(Stored data)
Segment Open

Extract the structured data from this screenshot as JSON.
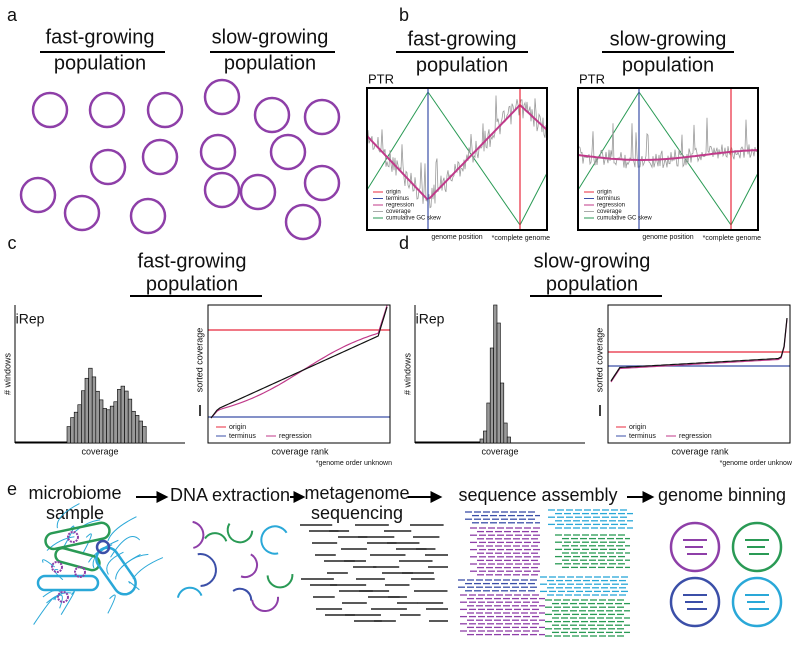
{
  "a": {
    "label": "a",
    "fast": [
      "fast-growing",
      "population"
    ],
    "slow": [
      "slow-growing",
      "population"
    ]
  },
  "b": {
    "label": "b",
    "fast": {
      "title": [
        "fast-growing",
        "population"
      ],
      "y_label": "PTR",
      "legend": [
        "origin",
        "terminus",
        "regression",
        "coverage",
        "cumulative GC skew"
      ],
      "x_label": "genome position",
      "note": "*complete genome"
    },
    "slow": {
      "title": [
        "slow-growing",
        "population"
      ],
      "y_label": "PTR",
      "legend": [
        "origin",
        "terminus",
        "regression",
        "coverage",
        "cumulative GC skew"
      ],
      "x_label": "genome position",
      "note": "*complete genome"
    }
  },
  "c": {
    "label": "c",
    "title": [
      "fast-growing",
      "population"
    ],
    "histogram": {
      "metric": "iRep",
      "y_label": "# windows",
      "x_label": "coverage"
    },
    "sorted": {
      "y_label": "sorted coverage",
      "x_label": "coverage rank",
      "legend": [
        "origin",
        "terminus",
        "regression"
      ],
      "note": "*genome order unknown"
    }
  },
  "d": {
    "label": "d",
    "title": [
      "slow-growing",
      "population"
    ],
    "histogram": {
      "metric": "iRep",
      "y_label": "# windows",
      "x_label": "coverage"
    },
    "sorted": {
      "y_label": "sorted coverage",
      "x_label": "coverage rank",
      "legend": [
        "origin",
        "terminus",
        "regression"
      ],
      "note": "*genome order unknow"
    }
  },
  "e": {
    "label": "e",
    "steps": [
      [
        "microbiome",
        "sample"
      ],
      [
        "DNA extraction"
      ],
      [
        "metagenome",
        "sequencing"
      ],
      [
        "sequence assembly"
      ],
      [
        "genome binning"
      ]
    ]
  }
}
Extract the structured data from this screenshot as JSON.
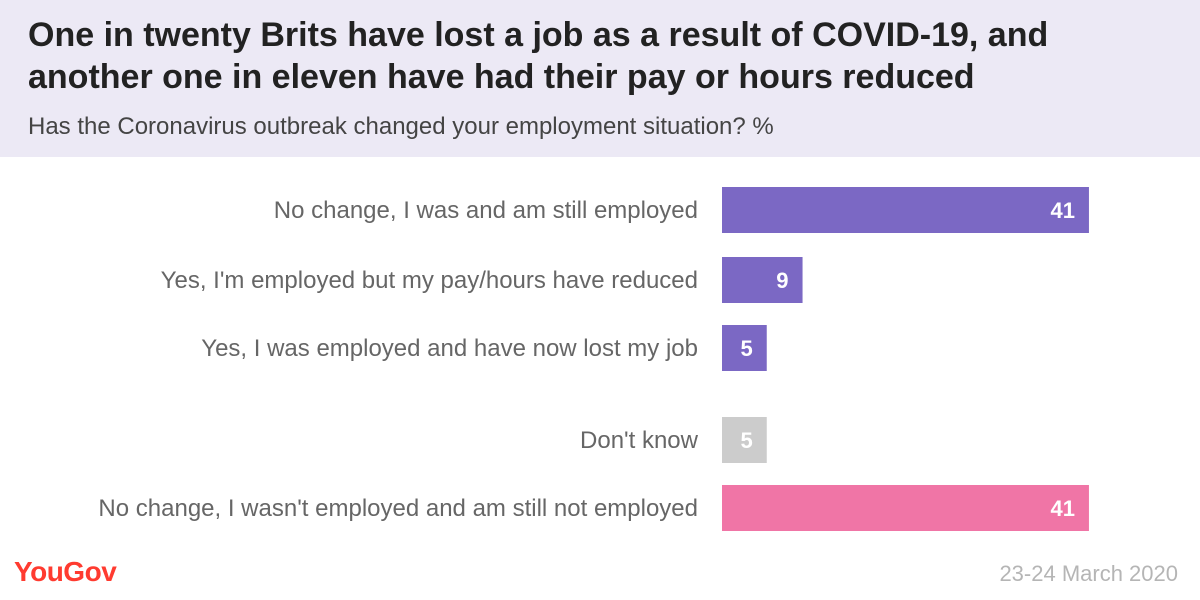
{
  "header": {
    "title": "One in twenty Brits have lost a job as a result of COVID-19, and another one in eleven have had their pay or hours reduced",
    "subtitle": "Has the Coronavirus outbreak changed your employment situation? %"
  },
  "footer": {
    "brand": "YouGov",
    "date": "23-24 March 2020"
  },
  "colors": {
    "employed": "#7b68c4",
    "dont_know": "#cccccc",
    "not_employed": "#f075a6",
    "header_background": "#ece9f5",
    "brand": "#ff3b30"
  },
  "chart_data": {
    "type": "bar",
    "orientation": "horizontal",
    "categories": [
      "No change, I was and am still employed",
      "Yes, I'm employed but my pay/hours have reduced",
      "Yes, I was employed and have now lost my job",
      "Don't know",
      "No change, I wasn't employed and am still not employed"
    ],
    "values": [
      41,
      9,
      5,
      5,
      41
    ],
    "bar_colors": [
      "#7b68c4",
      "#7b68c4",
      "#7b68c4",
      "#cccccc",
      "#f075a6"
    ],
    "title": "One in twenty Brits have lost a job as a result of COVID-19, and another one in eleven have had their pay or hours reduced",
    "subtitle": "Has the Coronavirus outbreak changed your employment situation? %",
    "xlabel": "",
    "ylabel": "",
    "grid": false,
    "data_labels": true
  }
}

Segment Closed

— WORK TASK —
The answer should consist of every line above, exact and free of images.

— RESULT FOR THIS TASK —
Extract the structured data from this screenshot as JSON.
{
  "a": {
    "label": "a",
    "fast": [
      "fast-growing",
      "population"
    ],
    "slow": [
      "slow-growing",
      "population"
    ]
  },
  "b": {
    "label": "b",
    "fast": {
      "title": [
        "fast-growing",
        "population"
      ],
      "y_label": "PTR",
      "legend": [
        "origin",
        "terminus",
        "regression",
        "coverage",
        "cumulative GC skew"
      ],
      "x_label": "genome position",
      "note": "*complete genome"
    },
    "slow": {
      "title": [
        "slow-growing",
        "population"
      ],
      "y_label": "PTR",
      "legend": [
        "origin",
        "terminus",
        "regression",
        "coverage",
        "cumulative GC skew"
      ],
      "x_label": "genome position",
      "note": "*complete genome"
    }
  },
  "c": {
    "label": "c",
    "title": [
      "fast-growing",
      "population"
    ],
    "histogram": {
      "metric": "iRep",
      "y_label": "# windows",
      "x_label": "coverage"
    },
    "sorted": {
      "y_label": "sorted coverage",
      "x_label": "coverage rank",
      "legend": [
        "origin",
        "terminus",
        "regression"
      ],
      "note": "*genome order unknown"
    }
  },
  "d": {
    "label": "d",
    "title": [
      "slow-growing",
      "population"
    ],
    "histogram": {
      "metric": "iRep",
      "y_label": "# windows",
      "x_label": "coverage"
    },
    "sorted": {
      "y_label": "sorted coverage",
      "x_label": "coverage rank",
      "legend": [
        "origin",
        "terminus",
        "regression"
      ],
      "note": "*genome order unknow"
    }
  },
  "e": {
    "label": "e",
    "steps": [
      [
        "microbiome",
        "sample"
      ],
      [
        "DNA extraction"
      ],
      [
        "metagenome",
        "sequencing"
      ],
      [
        "sequence assembly"
      ],
      [
        "genome binning"
      ]
    ]
  }
}
Extract the structured data from this screenshot as JSON.
{
  "header": {
    "title": "One in twenty Brits have lost a job as a result of COVID-19, and another one in eleven have had their pay or hours reduced",
    "subtitle": "Has the Coronavirus outbreak changed your employment situation? %"
  },
  "footer": {
    "brand": "YouGov",
    "date": "23-24 March 2020"
  },
  "colors": {
    "employed": "#7b68c4",
    "dont_know": "#cccccc",
    "not_employed": "#f075a6",
    "header_background": "#ece9f5",
    "brand": "#ff3b30"
  },
  "chart_data": {
    "type": "bar",
    "orientation": "horizontal",
    "categories": [
      "No change, I was and am still employed",
      "Yes, I'm employed but my pay/hours have reduced",
      "Yes, I was employed and have now lost my job",
      "Don't know",
      "No change, I wasn't employed and am still not employed"
    ],
    "values": [
      41,
      9,
      5,
      5,
      41
    ],
    "bar_colors": [
      "#7b68c4",
      "#7b68c4",
      "#7b68c4",
      "#cccccc",
      "#f075a6"
    ],
    "title": "One in twenty Brits have lost a job as a result of COVID-19, and another one in eleven have had their pay or hours reduced",
    "subtitle": "Has the Coronavirus outbreak changed your employment situation? %",
    "xlabel": "",
    "ylabel": "",
    "grid": false,
    "data_labels": true
  }
}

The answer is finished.